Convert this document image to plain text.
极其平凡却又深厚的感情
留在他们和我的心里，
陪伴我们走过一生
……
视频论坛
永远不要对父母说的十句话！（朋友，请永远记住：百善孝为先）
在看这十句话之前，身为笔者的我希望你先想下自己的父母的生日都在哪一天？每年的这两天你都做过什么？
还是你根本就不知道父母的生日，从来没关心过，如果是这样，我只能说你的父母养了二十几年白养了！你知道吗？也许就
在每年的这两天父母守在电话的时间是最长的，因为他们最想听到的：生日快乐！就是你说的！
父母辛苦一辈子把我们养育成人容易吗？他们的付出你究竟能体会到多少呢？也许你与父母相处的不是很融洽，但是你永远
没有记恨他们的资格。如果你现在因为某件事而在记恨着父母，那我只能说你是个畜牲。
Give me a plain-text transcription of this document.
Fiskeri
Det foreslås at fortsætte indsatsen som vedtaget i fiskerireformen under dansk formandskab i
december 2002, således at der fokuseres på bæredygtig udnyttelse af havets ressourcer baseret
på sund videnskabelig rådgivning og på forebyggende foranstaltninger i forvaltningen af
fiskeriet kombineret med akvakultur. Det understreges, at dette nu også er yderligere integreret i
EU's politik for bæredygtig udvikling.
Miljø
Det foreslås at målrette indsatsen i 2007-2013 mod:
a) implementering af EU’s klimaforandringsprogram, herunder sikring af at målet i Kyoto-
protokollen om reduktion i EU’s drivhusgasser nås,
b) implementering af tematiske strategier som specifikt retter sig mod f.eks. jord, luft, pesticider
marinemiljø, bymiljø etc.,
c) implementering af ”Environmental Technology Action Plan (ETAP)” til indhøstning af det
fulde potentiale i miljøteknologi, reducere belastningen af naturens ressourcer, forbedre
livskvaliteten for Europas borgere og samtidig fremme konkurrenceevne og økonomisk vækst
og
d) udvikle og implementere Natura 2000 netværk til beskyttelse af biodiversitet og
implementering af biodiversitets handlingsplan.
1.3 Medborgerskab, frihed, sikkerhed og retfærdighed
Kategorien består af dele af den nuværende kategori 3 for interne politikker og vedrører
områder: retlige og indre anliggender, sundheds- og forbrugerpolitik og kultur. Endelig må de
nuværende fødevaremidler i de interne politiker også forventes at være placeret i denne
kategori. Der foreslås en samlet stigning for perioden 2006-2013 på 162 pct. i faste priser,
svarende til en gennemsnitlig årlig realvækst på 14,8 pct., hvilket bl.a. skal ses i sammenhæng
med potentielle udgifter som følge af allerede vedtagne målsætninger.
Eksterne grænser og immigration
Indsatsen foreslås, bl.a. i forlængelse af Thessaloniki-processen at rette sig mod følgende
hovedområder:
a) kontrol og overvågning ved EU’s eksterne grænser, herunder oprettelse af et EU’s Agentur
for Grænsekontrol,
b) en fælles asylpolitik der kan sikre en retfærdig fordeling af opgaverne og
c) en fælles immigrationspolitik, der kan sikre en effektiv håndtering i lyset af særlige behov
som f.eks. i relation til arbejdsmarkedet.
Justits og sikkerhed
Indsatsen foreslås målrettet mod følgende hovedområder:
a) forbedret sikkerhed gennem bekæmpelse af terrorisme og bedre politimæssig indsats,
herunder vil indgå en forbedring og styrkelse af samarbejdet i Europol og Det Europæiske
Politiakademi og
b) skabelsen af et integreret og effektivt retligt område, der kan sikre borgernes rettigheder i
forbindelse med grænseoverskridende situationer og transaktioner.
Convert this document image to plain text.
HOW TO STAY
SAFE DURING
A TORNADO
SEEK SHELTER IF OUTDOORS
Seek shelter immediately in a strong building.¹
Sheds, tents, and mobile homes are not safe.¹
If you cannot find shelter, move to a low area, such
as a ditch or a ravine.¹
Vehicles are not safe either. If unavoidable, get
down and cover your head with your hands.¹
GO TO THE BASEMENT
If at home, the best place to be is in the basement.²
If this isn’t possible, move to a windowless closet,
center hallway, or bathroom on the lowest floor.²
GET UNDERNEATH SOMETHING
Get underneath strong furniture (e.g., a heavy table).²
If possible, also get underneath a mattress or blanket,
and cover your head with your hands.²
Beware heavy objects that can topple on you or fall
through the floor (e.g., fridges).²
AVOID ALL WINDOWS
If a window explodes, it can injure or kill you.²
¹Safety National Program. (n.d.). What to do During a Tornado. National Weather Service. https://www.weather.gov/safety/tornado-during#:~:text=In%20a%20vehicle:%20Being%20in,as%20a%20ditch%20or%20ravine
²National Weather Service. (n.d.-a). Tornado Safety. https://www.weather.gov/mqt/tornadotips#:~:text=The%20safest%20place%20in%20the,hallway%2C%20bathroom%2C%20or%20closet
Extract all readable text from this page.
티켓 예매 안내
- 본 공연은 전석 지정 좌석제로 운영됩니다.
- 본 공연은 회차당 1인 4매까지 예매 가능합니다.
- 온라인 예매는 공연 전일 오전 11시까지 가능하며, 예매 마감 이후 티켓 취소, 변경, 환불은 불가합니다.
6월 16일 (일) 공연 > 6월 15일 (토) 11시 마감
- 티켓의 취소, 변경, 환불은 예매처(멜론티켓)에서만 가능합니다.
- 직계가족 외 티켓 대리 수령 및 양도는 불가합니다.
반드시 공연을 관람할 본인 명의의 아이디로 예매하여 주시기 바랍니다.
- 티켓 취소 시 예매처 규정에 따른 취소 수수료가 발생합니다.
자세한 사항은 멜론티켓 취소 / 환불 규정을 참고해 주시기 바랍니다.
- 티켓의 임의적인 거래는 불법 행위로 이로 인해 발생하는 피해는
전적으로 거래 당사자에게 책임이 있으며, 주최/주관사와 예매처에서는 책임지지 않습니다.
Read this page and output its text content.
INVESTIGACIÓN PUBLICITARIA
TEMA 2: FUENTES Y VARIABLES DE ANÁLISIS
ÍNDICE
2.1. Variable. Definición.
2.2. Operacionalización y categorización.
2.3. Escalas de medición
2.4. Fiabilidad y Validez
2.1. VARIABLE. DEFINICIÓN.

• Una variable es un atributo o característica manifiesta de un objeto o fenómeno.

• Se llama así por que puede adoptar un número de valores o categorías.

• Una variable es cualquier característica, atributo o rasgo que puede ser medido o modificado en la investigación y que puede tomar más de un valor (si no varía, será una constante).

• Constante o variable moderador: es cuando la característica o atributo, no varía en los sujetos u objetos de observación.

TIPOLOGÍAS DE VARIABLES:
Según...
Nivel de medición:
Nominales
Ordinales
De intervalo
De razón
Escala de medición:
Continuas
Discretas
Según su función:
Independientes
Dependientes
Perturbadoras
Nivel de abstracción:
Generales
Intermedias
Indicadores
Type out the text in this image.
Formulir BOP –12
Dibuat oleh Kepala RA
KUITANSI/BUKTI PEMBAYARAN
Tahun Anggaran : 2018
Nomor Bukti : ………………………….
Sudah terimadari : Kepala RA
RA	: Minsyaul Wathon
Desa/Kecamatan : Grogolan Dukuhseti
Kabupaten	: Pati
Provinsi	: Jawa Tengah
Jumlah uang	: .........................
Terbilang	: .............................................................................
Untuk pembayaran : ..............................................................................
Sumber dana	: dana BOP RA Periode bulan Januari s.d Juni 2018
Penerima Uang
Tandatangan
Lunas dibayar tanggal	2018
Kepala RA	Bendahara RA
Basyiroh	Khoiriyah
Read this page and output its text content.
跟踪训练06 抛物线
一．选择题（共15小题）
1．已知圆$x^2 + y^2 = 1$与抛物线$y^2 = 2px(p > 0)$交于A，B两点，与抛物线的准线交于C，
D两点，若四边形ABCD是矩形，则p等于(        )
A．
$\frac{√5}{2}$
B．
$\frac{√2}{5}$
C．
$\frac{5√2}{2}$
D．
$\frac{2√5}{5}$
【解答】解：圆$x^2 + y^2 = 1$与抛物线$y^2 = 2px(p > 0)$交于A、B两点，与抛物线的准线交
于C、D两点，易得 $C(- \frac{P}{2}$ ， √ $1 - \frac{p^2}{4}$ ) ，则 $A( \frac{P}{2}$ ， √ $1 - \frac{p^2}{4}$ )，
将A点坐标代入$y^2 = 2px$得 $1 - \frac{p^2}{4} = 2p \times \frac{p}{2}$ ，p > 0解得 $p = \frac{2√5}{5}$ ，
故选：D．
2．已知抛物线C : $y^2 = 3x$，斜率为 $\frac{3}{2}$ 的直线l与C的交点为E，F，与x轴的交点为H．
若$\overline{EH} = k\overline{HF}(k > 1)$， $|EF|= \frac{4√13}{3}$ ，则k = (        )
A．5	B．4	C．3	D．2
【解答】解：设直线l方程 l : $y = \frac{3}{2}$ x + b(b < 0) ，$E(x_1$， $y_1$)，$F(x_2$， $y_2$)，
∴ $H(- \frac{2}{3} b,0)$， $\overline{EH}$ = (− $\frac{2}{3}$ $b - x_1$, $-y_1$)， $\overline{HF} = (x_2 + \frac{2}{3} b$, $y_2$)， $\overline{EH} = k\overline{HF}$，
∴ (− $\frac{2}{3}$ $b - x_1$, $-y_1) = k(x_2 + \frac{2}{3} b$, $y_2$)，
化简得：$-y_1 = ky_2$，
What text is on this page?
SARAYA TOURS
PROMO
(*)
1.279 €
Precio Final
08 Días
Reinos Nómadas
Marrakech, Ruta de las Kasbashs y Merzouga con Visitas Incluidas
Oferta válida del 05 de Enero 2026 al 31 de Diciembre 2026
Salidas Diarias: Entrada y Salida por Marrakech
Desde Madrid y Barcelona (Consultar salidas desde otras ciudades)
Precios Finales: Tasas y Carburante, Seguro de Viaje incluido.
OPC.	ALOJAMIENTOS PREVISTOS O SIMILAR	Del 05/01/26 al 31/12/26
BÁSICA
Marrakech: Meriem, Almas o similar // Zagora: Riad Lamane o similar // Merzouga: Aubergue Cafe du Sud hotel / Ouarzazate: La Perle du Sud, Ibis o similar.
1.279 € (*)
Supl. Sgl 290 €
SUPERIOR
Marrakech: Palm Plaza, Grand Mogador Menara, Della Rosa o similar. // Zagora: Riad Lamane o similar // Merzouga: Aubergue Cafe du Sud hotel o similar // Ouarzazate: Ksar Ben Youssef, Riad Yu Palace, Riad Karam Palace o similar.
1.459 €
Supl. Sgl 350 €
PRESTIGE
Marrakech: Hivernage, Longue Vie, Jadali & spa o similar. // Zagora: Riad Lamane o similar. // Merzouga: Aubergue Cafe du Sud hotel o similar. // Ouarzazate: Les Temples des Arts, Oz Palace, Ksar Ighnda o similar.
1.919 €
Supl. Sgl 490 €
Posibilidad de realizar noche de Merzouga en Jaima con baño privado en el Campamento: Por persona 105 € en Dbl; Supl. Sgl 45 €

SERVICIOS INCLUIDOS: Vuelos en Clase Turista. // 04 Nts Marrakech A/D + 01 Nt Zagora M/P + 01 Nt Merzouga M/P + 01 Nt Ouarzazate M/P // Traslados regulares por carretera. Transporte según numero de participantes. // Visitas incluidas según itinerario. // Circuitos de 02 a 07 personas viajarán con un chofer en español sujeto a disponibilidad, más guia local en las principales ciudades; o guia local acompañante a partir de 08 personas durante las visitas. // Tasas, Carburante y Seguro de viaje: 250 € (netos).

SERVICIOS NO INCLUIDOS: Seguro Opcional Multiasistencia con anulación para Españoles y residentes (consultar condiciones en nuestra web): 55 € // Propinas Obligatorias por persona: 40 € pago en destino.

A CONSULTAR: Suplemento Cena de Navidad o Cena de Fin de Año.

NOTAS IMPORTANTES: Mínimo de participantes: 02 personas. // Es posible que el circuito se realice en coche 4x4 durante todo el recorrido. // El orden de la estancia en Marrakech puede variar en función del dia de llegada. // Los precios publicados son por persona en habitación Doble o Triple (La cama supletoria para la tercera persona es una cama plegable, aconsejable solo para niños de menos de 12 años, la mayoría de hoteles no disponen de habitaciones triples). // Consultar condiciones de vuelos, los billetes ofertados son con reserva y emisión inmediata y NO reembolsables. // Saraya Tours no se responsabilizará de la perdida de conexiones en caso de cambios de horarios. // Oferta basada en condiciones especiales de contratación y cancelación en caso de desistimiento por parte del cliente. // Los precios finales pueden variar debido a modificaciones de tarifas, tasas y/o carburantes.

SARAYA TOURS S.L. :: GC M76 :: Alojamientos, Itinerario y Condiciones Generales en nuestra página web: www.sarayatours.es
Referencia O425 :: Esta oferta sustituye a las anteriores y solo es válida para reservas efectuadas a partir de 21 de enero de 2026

TASK TO COMPLETE »
Determine how many lines of the data contain the word "Weather", and reply with that number only.

SOLUTION FOR THIS PROBLEM »
2